**Task details:** Transcribe each record exactly. Include every one.

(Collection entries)
┌──
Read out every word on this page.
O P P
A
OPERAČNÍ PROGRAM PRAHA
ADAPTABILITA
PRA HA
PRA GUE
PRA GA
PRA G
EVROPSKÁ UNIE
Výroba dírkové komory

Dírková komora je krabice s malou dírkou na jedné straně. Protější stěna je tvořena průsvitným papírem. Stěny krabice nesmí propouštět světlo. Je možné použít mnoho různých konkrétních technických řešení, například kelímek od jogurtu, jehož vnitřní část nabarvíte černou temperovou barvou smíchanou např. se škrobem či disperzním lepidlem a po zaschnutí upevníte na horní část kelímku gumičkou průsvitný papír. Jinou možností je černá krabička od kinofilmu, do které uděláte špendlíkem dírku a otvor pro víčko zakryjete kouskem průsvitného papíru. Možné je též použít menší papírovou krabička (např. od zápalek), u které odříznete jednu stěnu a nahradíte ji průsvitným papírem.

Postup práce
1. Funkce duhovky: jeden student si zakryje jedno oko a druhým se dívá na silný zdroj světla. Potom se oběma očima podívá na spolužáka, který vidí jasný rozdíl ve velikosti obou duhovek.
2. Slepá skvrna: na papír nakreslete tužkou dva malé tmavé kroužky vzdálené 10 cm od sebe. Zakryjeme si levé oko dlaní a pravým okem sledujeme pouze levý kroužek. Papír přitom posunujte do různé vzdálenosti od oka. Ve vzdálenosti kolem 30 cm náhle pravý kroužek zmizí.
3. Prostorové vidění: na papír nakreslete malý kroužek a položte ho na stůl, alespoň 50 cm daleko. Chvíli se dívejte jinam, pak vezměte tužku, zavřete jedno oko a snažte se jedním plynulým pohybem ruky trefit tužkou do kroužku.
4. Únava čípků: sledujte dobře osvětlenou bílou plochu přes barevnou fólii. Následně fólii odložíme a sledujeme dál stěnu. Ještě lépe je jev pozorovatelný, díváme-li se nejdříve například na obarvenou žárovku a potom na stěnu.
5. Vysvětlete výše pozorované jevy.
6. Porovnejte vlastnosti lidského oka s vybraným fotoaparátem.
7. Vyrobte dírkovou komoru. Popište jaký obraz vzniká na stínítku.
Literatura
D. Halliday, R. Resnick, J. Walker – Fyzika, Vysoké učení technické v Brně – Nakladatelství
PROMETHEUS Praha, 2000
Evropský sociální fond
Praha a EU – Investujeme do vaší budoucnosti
└──
**Task result:**
Read out every word on this page.
O P P
A
OPERAČNÍ PROGRAM PRAHA
ADAPTABILITA
PRA HA
PRA GUE
PRA GA
PRA G
EVROPSKÁ UNIE
Výroba dírkové komory

Dírková komora je krabice s malou dírkou na jedné straně. Protější stěna je tvořena průsvitným papírem. Stěny krabice nesmí propouštět světlo. Je možné použít mnoho různých konkrétních technických řešení, například kelímek od jogurtu, jehož vnitřní část nabarvíte černou temperovou barvou smíchanou např. se škrobem či disperzním lepidlem a po zaschnutí upevníte na horní část kelímku gumičkou průsvitný papír. Jinou možností je černá krabička od kinofilmu, do které uděláte špendlíkem dírku a otvor pro víčko zakryjete kouskem průsvitného papíru. Možné je též použít menší papírovou krabička (např. od zápalek), u které odříznete jednu stěnu a nahradíte ji průsvitným papírem.

Postup práce
1. Funkce duhovky: jeden student si zakryje jedno oko a druhým se dívá na silný zdroj světla. Potom se oběma očima podívá na spolužáka, který vidí jasný rozdíl ve velikosti obou duhovek.
2. Slepá skvrna: na papír nakreslete tužkou dva malé tmavé kroužky vzdálené 10 cm od sebe. Zakryjeme si levé oko dlaní a pravým okem sledujeme pouze levý kroužek. Papír přitom posunujte do různé vzdálenosti od oka. Ve vzdálenosti kolem 30 cm náhle pravý kroužek zmizí.
3. Prostorové vidění: na papír nakreslete malý kroužek a položte ho na stůl, alespoň 50 cm daleko. Chvíli se dívejte jinam, pak vezměte tužku, zavřete jedno oko a snažte se jedním plynulým pohybem ruky trefit tužkou do kroužku.
4. Únava čípků: sledujte dobře osvětlenou bílou plochu přes barevnou fólii. Následně fólii odložíme a sledujeme dál stěnu. Ještě lépe je jev pozorovatelný, díváme-li se nejdříve například na obarvenou žárovku a potom na stěnu.
5. Vysvětlete výše pozorované jevy.
6. Porovnejte vlastnosti lidského oka s vybraným fotoaparátem.
7. Vyrobte dírkovou komoru. Popište jaký obraz vzniká na stínítku.
Literatura
D. Halliday, R. Resnick, J. Walker – Fyzika, Vysoké učení technické v Brně – Nakladatelství
PROMETHEUS Praha, 2000
Evropský sociální fond
Praha a EU – Investujeme do vaší budoucnosti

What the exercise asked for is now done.